From the entries that follow, gather each line holding the word "ylabel".

begin

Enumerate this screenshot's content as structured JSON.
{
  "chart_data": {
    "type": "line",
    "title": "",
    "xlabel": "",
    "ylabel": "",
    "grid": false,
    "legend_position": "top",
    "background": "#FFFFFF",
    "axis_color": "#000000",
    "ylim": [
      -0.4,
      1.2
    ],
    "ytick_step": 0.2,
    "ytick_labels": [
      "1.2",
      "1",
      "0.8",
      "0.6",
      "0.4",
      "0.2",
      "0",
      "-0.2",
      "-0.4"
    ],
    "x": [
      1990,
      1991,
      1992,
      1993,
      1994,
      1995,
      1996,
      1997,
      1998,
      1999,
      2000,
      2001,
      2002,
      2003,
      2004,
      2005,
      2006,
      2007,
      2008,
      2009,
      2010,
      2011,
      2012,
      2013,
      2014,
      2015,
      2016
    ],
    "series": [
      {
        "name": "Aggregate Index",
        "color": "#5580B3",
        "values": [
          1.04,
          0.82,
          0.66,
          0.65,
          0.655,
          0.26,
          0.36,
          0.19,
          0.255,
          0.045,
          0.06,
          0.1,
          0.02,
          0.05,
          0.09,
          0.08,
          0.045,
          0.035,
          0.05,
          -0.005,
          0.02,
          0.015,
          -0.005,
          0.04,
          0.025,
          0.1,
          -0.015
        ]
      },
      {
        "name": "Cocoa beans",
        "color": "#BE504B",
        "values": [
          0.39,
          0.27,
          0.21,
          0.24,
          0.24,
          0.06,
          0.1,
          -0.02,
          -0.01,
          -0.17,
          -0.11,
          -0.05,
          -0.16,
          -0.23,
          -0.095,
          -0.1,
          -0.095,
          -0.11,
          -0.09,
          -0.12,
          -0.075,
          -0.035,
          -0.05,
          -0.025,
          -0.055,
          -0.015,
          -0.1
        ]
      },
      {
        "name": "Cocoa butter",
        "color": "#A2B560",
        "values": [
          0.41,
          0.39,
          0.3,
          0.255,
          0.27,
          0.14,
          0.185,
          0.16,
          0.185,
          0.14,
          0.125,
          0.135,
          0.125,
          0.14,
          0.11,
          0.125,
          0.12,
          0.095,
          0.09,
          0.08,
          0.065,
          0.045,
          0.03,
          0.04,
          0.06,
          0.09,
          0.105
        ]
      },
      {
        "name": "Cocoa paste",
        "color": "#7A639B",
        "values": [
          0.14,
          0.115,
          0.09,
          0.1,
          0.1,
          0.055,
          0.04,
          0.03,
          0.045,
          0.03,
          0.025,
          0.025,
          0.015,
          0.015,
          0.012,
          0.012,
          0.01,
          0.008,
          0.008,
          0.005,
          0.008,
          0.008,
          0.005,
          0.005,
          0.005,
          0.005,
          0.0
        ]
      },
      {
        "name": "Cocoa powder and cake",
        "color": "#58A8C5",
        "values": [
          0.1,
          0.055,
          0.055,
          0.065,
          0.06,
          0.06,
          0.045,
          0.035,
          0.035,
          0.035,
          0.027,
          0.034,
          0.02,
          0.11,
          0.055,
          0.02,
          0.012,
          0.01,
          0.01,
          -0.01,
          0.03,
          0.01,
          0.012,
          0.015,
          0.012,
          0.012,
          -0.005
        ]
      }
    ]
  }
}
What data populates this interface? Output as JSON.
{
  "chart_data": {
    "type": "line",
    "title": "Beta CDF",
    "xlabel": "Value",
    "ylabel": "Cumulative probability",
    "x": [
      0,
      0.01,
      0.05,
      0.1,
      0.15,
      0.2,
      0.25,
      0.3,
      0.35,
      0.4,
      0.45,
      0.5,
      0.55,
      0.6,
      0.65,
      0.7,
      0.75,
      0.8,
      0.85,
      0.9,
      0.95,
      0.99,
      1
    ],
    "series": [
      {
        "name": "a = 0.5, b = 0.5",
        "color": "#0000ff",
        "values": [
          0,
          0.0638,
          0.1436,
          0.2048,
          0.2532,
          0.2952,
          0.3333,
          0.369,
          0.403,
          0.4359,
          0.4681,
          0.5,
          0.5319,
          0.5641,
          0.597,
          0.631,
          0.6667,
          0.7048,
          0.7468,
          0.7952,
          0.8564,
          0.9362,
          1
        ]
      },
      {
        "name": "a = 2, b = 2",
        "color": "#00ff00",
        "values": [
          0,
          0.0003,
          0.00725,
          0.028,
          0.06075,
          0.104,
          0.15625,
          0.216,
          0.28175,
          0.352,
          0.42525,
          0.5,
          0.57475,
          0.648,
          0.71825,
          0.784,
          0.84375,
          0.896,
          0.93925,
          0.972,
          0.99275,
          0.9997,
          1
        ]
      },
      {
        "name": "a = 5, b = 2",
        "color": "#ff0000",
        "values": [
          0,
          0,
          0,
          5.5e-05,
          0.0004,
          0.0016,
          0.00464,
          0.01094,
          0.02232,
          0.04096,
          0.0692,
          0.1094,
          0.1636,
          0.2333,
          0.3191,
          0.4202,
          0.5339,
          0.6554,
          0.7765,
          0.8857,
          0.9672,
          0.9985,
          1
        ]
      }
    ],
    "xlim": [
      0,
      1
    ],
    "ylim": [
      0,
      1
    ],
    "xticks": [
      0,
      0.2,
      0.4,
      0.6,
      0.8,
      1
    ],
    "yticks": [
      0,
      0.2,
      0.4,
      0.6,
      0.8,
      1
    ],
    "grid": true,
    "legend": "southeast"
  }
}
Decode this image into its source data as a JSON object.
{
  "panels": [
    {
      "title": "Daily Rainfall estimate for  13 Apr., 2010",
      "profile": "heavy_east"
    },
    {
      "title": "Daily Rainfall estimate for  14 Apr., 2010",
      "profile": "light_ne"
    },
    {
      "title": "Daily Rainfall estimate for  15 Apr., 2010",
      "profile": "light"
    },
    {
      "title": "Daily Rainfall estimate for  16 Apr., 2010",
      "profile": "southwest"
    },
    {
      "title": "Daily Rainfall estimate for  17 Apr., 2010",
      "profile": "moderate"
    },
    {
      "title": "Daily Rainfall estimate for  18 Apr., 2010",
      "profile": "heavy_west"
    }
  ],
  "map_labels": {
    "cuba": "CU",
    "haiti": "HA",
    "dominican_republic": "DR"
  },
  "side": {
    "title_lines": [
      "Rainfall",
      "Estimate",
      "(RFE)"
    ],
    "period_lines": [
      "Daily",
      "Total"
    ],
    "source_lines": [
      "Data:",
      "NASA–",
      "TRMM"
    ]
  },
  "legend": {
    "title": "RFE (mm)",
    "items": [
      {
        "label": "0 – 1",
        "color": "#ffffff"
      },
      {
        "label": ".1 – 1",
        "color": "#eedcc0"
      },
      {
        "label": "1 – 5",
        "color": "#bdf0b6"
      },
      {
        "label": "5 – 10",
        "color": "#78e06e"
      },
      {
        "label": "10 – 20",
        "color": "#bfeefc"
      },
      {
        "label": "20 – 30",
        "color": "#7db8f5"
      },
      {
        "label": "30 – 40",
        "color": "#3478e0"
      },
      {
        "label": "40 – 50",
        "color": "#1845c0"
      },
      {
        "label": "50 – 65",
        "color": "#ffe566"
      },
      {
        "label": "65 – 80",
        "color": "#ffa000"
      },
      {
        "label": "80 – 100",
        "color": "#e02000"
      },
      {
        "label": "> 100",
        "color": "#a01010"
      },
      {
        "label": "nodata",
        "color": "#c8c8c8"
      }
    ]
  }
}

end

- _THE REPLY_
    "ylabel": "",
    "ylabel": "Cumulative probability",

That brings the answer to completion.